→ **REQUEST**: In the data below, find each line containing the string "running" and return it.

→ **TASK DATA**:
[start]

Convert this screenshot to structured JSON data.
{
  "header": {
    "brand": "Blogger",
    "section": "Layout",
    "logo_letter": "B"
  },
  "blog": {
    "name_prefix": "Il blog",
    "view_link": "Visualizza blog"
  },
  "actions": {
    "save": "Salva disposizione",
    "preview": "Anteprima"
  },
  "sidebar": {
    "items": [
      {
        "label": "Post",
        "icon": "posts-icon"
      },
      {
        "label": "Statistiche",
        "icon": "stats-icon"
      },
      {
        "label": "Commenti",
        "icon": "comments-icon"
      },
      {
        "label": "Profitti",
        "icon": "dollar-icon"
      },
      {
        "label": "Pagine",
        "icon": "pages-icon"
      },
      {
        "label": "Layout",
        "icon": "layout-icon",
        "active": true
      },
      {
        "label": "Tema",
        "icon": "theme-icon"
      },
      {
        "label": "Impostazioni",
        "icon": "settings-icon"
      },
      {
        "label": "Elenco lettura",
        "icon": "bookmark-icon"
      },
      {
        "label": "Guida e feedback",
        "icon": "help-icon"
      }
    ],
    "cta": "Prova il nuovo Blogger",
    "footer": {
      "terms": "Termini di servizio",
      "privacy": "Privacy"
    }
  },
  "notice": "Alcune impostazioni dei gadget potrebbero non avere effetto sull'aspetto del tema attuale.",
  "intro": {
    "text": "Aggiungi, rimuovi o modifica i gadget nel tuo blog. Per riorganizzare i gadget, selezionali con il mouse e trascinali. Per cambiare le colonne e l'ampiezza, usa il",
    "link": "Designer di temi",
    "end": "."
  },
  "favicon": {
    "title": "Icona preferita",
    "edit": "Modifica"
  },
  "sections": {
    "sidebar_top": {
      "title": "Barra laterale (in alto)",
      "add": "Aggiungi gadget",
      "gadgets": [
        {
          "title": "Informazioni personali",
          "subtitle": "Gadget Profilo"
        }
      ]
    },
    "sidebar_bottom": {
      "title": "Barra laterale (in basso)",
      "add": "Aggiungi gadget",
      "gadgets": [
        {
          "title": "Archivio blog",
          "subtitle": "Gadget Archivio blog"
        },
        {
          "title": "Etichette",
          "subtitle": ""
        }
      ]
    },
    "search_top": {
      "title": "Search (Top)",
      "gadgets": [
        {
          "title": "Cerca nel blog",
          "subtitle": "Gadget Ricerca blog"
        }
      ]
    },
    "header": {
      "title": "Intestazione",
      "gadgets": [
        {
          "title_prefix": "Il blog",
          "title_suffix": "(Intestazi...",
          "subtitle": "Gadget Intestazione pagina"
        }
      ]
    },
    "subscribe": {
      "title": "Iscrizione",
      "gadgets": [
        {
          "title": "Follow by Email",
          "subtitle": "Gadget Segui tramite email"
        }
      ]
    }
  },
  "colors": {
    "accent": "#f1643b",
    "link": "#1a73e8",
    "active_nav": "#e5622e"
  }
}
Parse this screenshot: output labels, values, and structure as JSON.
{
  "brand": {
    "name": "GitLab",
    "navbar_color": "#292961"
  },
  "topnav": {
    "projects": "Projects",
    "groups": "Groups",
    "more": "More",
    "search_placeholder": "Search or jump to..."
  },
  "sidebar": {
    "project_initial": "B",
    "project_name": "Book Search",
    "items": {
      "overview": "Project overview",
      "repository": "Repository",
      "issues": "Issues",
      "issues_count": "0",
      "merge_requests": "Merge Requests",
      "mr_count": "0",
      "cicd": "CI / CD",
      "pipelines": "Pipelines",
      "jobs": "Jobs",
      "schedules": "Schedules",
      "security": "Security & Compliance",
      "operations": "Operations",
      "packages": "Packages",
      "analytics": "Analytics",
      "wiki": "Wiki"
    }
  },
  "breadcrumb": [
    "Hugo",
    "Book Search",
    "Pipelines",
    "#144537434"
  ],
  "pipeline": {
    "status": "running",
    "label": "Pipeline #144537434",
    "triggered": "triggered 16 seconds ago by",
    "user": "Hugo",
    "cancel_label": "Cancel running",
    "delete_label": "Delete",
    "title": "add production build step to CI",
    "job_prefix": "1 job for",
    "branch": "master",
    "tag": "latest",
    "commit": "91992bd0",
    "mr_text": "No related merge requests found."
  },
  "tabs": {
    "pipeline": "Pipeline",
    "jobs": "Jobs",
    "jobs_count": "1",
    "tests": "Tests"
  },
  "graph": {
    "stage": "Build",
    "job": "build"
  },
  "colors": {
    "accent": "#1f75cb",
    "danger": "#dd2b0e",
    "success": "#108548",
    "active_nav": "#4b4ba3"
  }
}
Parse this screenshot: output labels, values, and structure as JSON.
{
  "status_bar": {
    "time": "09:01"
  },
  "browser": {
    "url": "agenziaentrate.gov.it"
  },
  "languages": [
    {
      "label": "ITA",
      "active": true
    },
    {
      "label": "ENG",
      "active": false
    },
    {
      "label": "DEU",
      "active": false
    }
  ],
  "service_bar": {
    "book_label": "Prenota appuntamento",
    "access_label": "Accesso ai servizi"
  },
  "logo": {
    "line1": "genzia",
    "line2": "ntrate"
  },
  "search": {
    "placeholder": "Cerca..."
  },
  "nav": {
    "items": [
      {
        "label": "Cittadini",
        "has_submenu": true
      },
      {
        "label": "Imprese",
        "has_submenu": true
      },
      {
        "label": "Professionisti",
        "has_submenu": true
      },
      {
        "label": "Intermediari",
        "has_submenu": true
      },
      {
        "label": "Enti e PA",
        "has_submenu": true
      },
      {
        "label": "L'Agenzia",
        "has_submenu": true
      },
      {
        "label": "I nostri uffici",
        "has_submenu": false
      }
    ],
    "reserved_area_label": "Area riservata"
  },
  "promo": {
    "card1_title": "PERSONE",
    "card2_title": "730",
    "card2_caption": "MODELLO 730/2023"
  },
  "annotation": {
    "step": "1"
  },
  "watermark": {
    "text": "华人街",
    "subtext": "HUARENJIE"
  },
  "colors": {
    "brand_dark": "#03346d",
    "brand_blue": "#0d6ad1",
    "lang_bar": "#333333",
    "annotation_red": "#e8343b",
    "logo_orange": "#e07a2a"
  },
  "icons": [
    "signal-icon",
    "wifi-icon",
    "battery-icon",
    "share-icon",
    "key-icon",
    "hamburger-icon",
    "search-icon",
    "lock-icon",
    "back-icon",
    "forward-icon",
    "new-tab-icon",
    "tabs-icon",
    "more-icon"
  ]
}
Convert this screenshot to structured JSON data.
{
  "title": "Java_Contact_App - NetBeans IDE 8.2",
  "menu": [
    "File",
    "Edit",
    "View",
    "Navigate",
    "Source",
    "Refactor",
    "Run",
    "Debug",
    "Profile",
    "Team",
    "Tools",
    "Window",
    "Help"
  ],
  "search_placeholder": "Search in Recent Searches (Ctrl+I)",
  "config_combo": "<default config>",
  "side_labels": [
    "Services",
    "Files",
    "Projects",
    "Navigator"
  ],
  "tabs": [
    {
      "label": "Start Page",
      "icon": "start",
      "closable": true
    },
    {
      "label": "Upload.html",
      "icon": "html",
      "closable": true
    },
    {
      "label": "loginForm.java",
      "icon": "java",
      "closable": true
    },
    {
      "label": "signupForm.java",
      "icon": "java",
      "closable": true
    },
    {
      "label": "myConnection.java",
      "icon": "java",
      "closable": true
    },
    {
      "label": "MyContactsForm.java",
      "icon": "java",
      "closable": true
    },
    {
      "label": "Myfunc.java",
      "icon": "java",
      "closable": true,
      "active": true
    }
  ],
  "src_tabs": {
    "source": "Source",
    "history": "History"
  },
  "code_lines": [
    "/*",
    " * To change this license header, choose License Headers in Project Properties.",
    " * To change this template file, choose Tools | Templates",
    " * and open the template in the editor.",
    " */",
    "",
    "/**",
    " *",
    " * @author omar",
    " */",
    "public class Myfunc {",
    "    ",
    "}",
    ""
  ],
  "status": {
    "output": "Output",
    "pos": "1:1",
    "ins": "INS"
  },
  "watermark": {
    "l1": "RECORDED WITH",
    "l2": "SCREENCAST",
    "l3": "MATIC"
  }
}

[end]

→ **RESPONSE**:
    "status": "running",
    "cancel_label": "Cancel running",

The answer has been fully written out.